(Rows from a figure dataset)
——————————
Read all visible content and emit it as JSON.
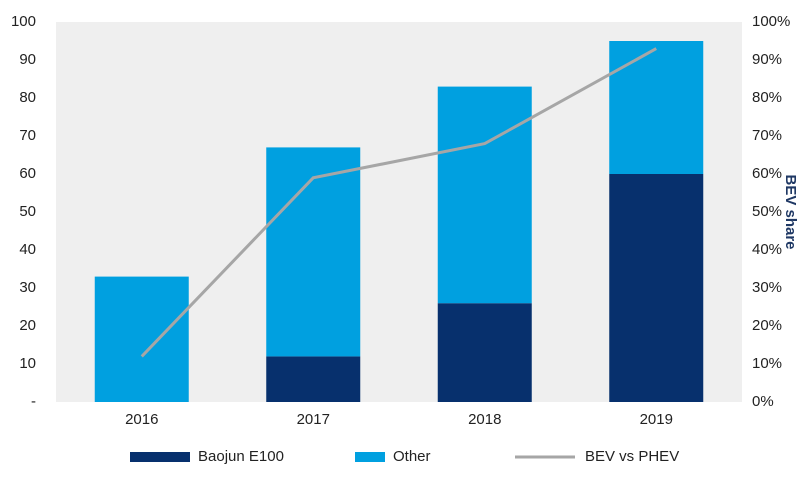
{
  "chart_data": {
    "type": "bar",
    "categories": [
      "2016",
      "2017",
      "2018",
      "2019"
    ],
    "series": [
      {
        "name": "Baojun E100",
        "color": "#07306d",
        "values": [
          0,
          12,
          26,
          60
        ]
      },
      {
        "name": "Other",
        "color": "#00a0e0",
        "values": [
          33,
          55,
          57,
          35
        ]
      },
      {
        "name": "BEV vs PHEV",
        "color": "#a6a6a6",
        "type": "line",
        "axis": "y2",
        "values": [
          12,
          59,
          68,
          93
        ]
      }
    ],
    "stacked": true,
    "ylim": [
      0,
      100
    ],
    "yticks": [
      {
        "value": 0,
        "label": "-"
      },
      10,
      20,
      30,
      40,
      50,
      60,
      70,
      80,
      90,
      100
    ],
    "y2label": "BEV share",
    "y2lim": [
      0,
      100
    ],
    "y2ticks": [
      {
        "value": 0,
        "label": "0%"
      },
      {
        "value": 10,
        "label": "10%"
      },
      {
        "value": 20,
        "label": "20%"
      },
      {
        "value": 30,
        "label": "30%"
      },
      {
        "value": 40,
        "label": "40%"
      },
      {
        "value": 50,
        "label": "50%"
      },
      {
        "value": 60,
        "label": "60%"
      },
      {
        "value": 70,
        "label": "70%"
      },
      {
        "value": 80,
        "label": "80%"
      },
      {
        "value": 90,
        "label": "90%"
      },
      {
        "value": 100,
        "label": "100%"
      }
    ],
    "legend": "bottom"
  }
}
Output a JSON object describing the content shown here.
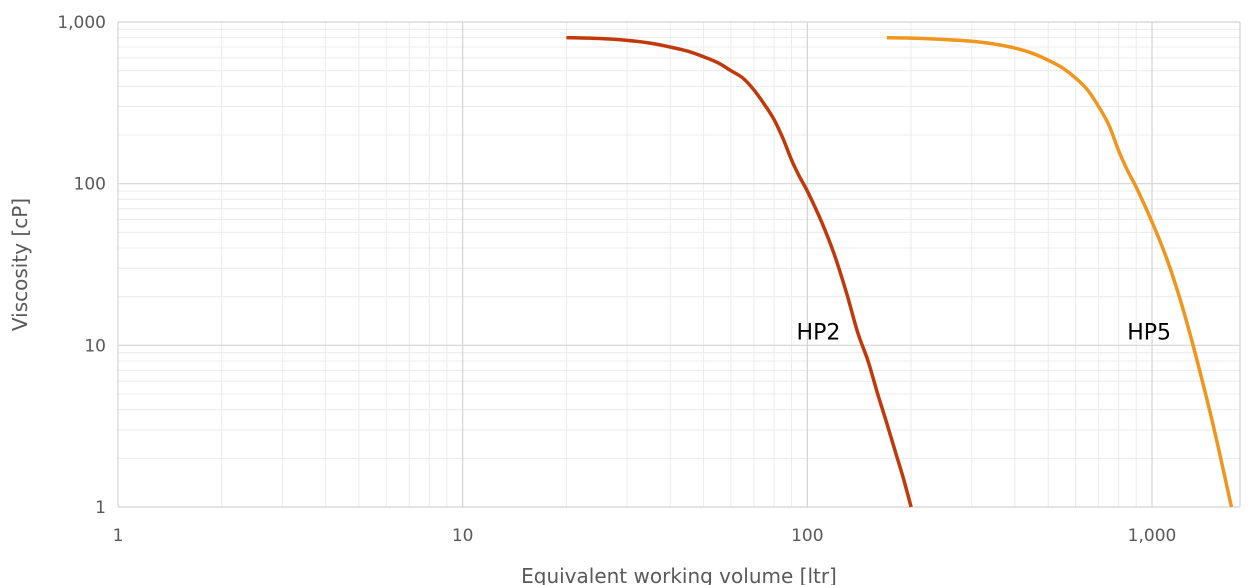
{
  "chart_data": {
    "type": "line",
    "title": "",
    "xlabel": "Equivalent working volume [ltr]",
    "ylabel": "Viscosity [cP]",
    "x_scale": "log",
    "y_scale": "log",
    "xlim": [
      1,
      1800
    ],
    "ylim": [
      1,
      1000
    ],
    "x_ticks": [
      1,
      10,
      100,
      1000
    ],
    "x_tick_labels": [
      "1",
      "10",
      "100",
      "1,000"
    ],
    "y_ticks": [
      1,
      10,
      100,
      1000
    ],
    "y_tick_labels": [
      "1",
      "10",
      "100",
      "1,000"
    ],
    "grid": true,
    "legend": "none",
    "series": [
      {
        "name": "HP2",
        "color": "#c0390b",
        "points": [
          [
            20,
            800
          ],
          [
            25,
            790
          ],
          [
            30,
            770
          ],
          [
            35,
            740
          ],
          [
            40,
            700
          ],
          [
            45,
            660
          ],
          [
            50,
            610
          ],
          [
            55,
            560
          ],
          [
            60,
            500
          ],
          [
            65,
            450
          ],
          [
            70,
            380
          ],
          [
            75,
            310
          ],
          [
            80,
            250
          ],
          [
            85,
            190
          ],
          [
            90,
            140
          ],
          [
            95,
            110
          ],
          [
            100,
            90
          ],
          [
            110,
            58
          ],
          [
            120,
            36
          ],
          [
            130,
            21
          ],
          [
            140,
            12
          ],
          [
            150,
            8
          ],
          [
            160,
            5
          ],
          [
            170,
            3.3
          ],
          [
            180,
            2.2
          ],
          [
            190,
            1.5
          ],
          [
            200,
            1
          ]
        ]
      },
      {
        "name": "HP5",
        "color": "#f0961e",
        "points": [
          [
            170,
            800
          ],
          [
            200,
            795
          ],
          [
            250,
            780
          ],
          [
            300,
            760
          ],
          [
            350,
            730
          ],
          [
            400,
            690
          ],
          [
            450,
            640
          ],
          [
            500,
            580
          ],
          [
            550,
            520
          ],
          [
            600,
            450
          ],
          [
            650,
            380
          ],
          [
            700,
            300
          ],
          [
            750,
            230
          ],
          [
            800,
            160
          ],
          [
            850,
            120
          ],
          [
            900,
            95
          ],
          [
            1000,
            58
          ],
          [
            1100,
            35
          ],
          [
            1200,
            20
          ],
          [
            1300,
            11
          ],
          [
            1400,
            6
          ],
          [
            1500,
            3.3
          ],
          [
            1600,
            1.8
          ],
          [
            1700,
            1
          ]
        ]
      }
    ]
  }
}
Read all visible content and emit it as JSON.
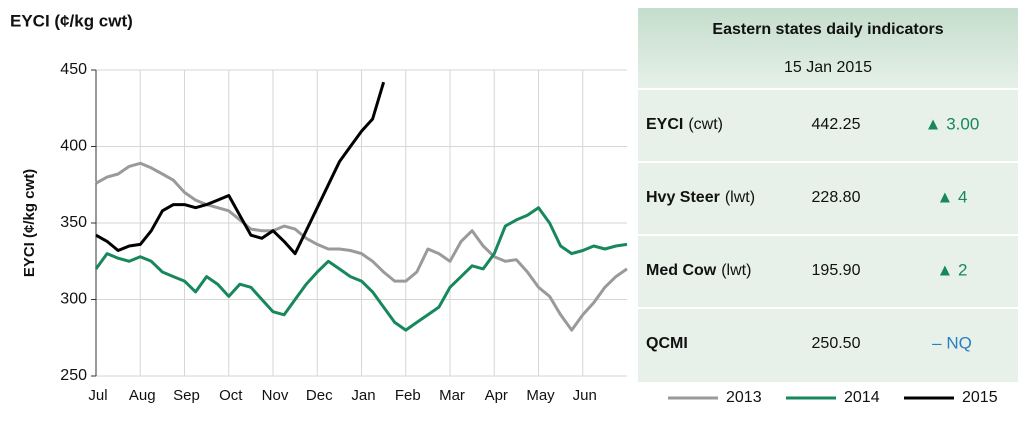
{
  "chart_data": {
    "type": "line",
    "title": "EYCI (¢/kg cwt)",
    "y_label": "EYCI (¢/kg cwt)",
    "x": [
      0,
      0.25,
      0.5,
      0.75,
      1,
      1.25,
      1.5,
      1.75,
      2,
      2.25,
      2.5,
      2.75,
      3,
      3.25,
      3.5,
      3.75,
      4,
      4.25,
      4.5,
      4.75,
      5,
      5.25,
      5.5,
      5.75,
      6,
      6.25,
      6.5,
      6.75,
      7,
      7.25,
      7.5,
      7.75,
      8,
      8.25,
      8.5,
      8.75,
      9,
      9.25,
      9.5,
      9.75,
      10,
      10.25,
      10.5,
      10.75,
      11,
      11.25,
      11.5,
      11.75,
      12
    ],
    "xlim": [
      0,
      12
    ],
    "xticks": [
      {
        "value": 0,
        "label": "Jul"
      },
      {
        "value": 1,
        "label": "Aug"
      },
      {
        "value": 2,
        "label": "Sep"
      },
      {
        "value": 3,
        "label": "Oct"
      },
      {
        "value": 4,
        "label": "Nov"
      },
      {
        "value": 5,
        "label": "Dec"
      },
      {
        "value": 6,
        "label": "Jan"
      },
      {
        "value": 7,
        "label": "Feb"
      },
      {
        "value": 8,
        "label": "Mar"
      },
      {
        "value": 9,
        "label": "Apr"
      },
      {
        "value": 10,
        "label": "May"
      },
      {
        "value": 11,
        "label": "Jun"
      }
    ],
    "ylim": [
      250,
      450
    ],
    "yticks": [
      250,
      300,
      350,
      400,
      450
    ],
    "grid": true,
    "series": [
      {
        "name": "2013",
        "color": "#9a9a9a",
        "values": [
          376,
          380,
          382,
          387,
          389,
          386,
          382,
          378,
          370,
          365,
          362,
          360,
          358,
          352,
          346,
          345,
          345,
          348,
          346,
          340,
          336,
          333,
          333,
          332,
          330,
          325,
          318,
          312,
          312,
          318,
          333,
          330,
          325,
          338,
          345,
          335,
          328,
          325,
          326,
          318,
          308,
          302,
          290,
          280,
          290,
          298,
          308,
          315,
          320
        ]
      },
      {
        "name": "2014",
        "color": "#17875c",
        "values": [
          320,
          330,
          327,
          325,
          328,
          325,
          318,
          315,
          312,
          305,
          315,
          310,
          302,
          310,
          308,
          300,
          292,
          290,
          300,
          310,
          318,
          325,
          320,
          315,
          312,
          305,
          295,
          285,
          280,
          285,
          290,
          295,
          308,
          315,
          322,
          320,
          330,
          348,
          352,
          355,
          360,
          350,
          335,
          330,
          332,
          335,
          333,
          335,
          336
        ]
      },
      {
        "name": "2015",
        "color": "#000000",
        "values": [
          342,
          338,
          332,
          335,
          336,
          345,
          358,
          362,
          362,
          360,
          362,
          365,
          368,
          355,
          342,
          340,
          345,
          338,
          330,
          345,
          360,
          375,
          390,
          400,
          410,
          418,
          442,
          null,
          null,
          null,
          null,
          null,
          null,
          null,
          null,
          null,
          null,
          null,
          null,
          null,
          null,
          null,
          null,
          null,
          null,
          null,
          null,
          null,
          null
        ]
      }
    ]
  },
  "panel": {
    "title": "Eastern states daily indicators",
    "date": "15 Jan 2015",
    "rows": [
      {
        "name": "EYCI",
        "unit": "(cwt)",
        "price": "442.25",
        "change": "▲ 3.00",
        "color": "#17875c"
      },
      {
        "name": "Hvy Steer",
        "unit": "(lwt)",
        "price": "228.80",
        "change": "▲ 4",
        "color": "#17875c"
      },
      {
        "name": "Med Cow",
        "unit": "(lwt)",
        "price": "195.90",
        "change": "▲ 2",
        "color": "#17875c"
      },
      {
        "name": "QCMI",
        "unit": "",
        "price": "250.50",
        "change": "– NQ",
        "color": "#2a7fc0"
      }
    ]
  }
}
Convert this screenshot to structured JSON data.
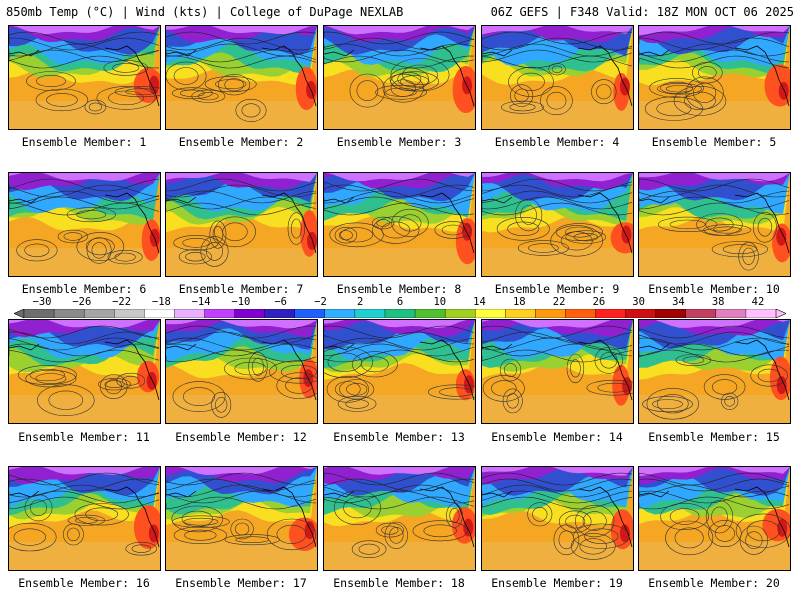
{
  "header": {
    "left": "850mb Temp (°C) | Wind (kts) | College of DuPage NEXLAB",
    "right": "06Z GEFS | F348 Valid: 18Z MON OCT 06 2025"
  },
  "members": [
    "Ensemble Member: 1",
    "Ensemble Member: 2",
    "Ensemble Member: 3",
    "Ensemble Member: 4",
    "Ensemble Member: 5",
    "Ensemble Member: 6",
    "Ensemble Member: 7",
    "Ensemble Member: 8",
    "Ensemble Member: 9",
    "Ensemble Member: 10",
    "Ensemble Member: 11",
    "Ensemble Member: 12",
    "Ensemble Member: 13",
    "Ensemble Member: 14",
    "Ensemble Member: 15",
    "Ensemble Member: 16",
    "Ensemble Member: 17",
    "Ensemble Member: 18",
    "Ensemble Member: 19",
    "Ensemble Member: 20"
  ],
  "colorbar": {
    "labels": [
      "−30",
      "−26",
      "−22",
      "−18",
      "−14",
      "−10",
      "−6",
      "−2",
      "2",
      "6",
      "10",
      "14",
      "18",
      "22",
      "26",
      "30",
      "34",
      "38",
      "42"
    ],
    "colors": [
      "#6e6e6e",
      "#8a8a8a",
      "#a5a5a5",
      "#c8c8c8",
      "#ffffff",
      "#e8b0ff",
      "#c040ff",
      "#8000d0",
      "#3020c0",
      "#2060ff",
      "#30b0ff",
      "#20d0d0",
      "#20c080",
      "#50c030",
      "#a0d020",
      "#ffff40",
      "#ffd020",
      "#ff9a10",
      "#ff6010",
      "#ff2020",
      "#d01010",
      "#a00000",
      "#c04060",
      "#e080c0",
      "#ffc0ff"
    ]
  }
}
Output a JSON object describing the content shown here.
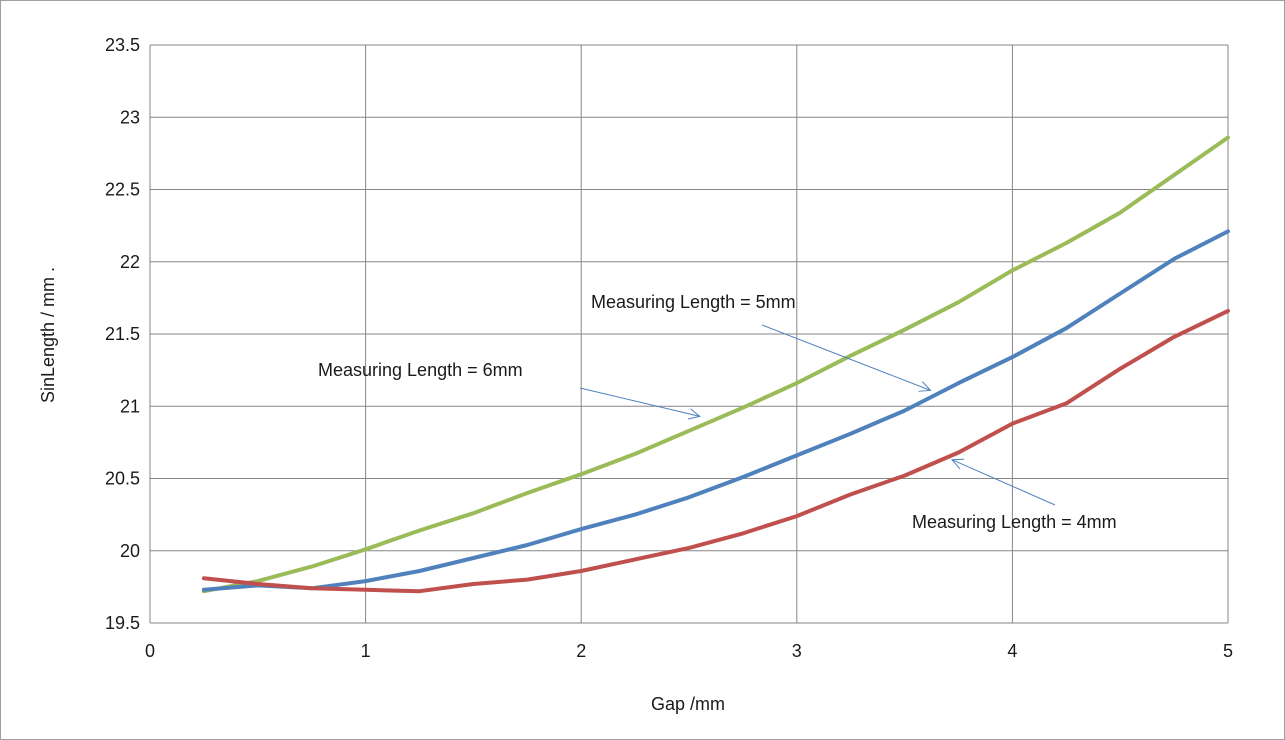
{
  "chart_data": {
    "type": "line",
    "xlabel": "Gap /mm",
    "ylabel": "SinLength  / mm  .",
    "xlim": [
      0,
      5
    ],
    "ylim": [
      19.5,
      23.5
    ],
    "xticks": [
      0,
      1,
      2,
      3,
      4,
      5
    ],
    "xtick_labels": [
      "0",
      "1",
      "2",
      "3",
      "4",
      "5"
    ],
    "yticks": [
      19.5,
      20,
      20.5,
      21,
      21.5,
      22,
      22.5,
      23,
      23.5
    ],
    "ytick_labels": [
      "19.5",
      "20",
      "20.5",
      "21",
      "21.5",
      "22",
      "22.5",
      "23",
      "23.5"
    ],
    "grid": true,
    "x": [
      0.25,
      0.5,
      0.75,
      1.0,
      1.25,
      1.5,
      1.75,
      2.0,
      2.25,
      2.5,
      2.75,
      3.0,
      3.25,
      3.5,
      3.75,
      4.0,
      4.25,
      4.5,
      4.75,
      5.0
    ],
    "series": [
      {
        "color": "#9bbb59",
        "values": [
          19.72,
          19.79,
          19.89,
          20.01,
          20.14,
          20.26,
          20.4,
          20.53,
          20.67,
          20.83,
          20.99,
          21.16,
          21.35,
          21.53,
          21.72,
          21.94,
          22.13,
          22.34,
          22.6,
          22.86
        ]
      },
      {
        "color": "#4f81bd",
        "values": [
          19.73,
          19.76,
          19.74,
          19.79,
          19.86,
          19.95,
          20.04,
          20.15,
          20.25,
          20.37,
          20.51,
          20.66,
          20.81,
          20.97,
          21.16,
          21.34,
          21.54,
          21.78,
          22.02,
          22.21
        ]
      },
      {
        "color": "#c0504d",
        "values": [
          19.81,
          19.77,
          19.74,
          19.73,
          19.72,
          19.77,
          19.8,
          19.86,
          19.94,
          20.02,
          20.12,
          20.24,
          20.39,
          20.52,
          20.68,
          20.88,
          21.02,
          21.26,
          21.48,
          21.66
        ]
      }
    ],
    "annotations": [
      {
        "text": "Measuring Length = 5mm",
        "arrow_to": [
          3.62,
          21.11
        ]
      },
      {
        "text": "Measuring Length = 6mm",
        "arrow_to": [
          2.55,
          20.93
        ]
      },
      {
        "text": "Measuring Length = 4mm",
        "arrow_to": [
          3.72,
          20.63
        ]
      }
    ]
  }
}
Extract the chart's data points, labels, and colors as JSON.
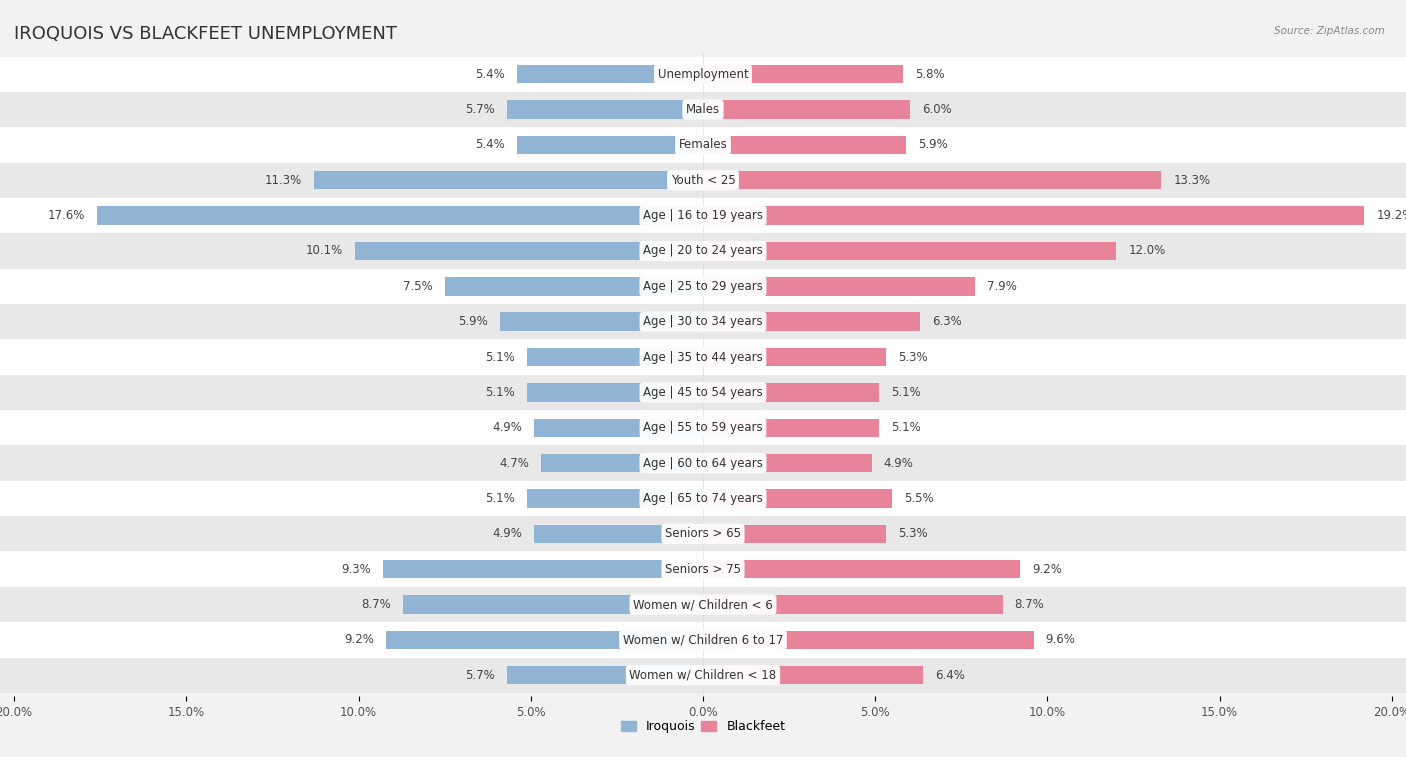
{
  "title": "IROQUOIS VS BLACKFEET UNEMPLOYMENT",
  "source": "Source: ZipAtlas.com",
  "categories": [
    "Unemployment",
    "Males",
    "Females",
    "Youth < 25",
    "Age | 16 to 19 years",
    "Age | 20 to 24 years",
    "Age | 25 to 29 years",
    "Age | 30 to 34 years",
    "Age | 35 to 44 years",
    "Age | 45 to 54 years",
    "Age | 55 to 59 years",
    "Age | 60 to 64 years",
    "Age | 65 to 74 years",
    "Seniors > 65",
    "Seniors > 75",
    "Women w/ Children < 6",
    "Women w/ Children 6 to 17",
    "Women w/ Children < 18"
  ],
  "iroquois": [
    5.4,
    5.7,
    5.4,
    11.3,
    17.6,
    10.1,
    7.5,
    5.9,
    5.1,
    5.1,
    4.9,
    4.7,
    5.1,
    4.9,
    9.3,
    8.7,
    9.2,
    5.7
  ],
  "blackfeet": [
    5.8,
    6.0,
    5.9,
    13.3,
    19.2,
    12.0,
    7.9,
    6.3,
    5.3,
    5.1,
    5.1,
    4.9,
    5.5,
    5.3,
    9.2,
    8.7,
    9.6,
    6.4
  ],
  "iroquois_color": "#92b4d4",
  "blackfeet_color": "#e8849a",
  "axis_max": 20.0,
  "background_color": "#f2f2f2",
  "row_light": "#ffffff",
  "row_dark": "#e8e8e8",
  "label_fontsize": 8.5,
  "value_fontsize": 8.5,
  "title_fontsize": 13,
  "title_color": "#333333",
  "source_color": "#888888",
  "value_color": "#444444"
}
——————————
* _Exercise description_:
Copy out all lines that carry the word "change".

* _Expected answer_:
        "change": "▲ 3.00",
        "change": "▲ 4",
        "change": "▲ 2",
        "change": "– NQ",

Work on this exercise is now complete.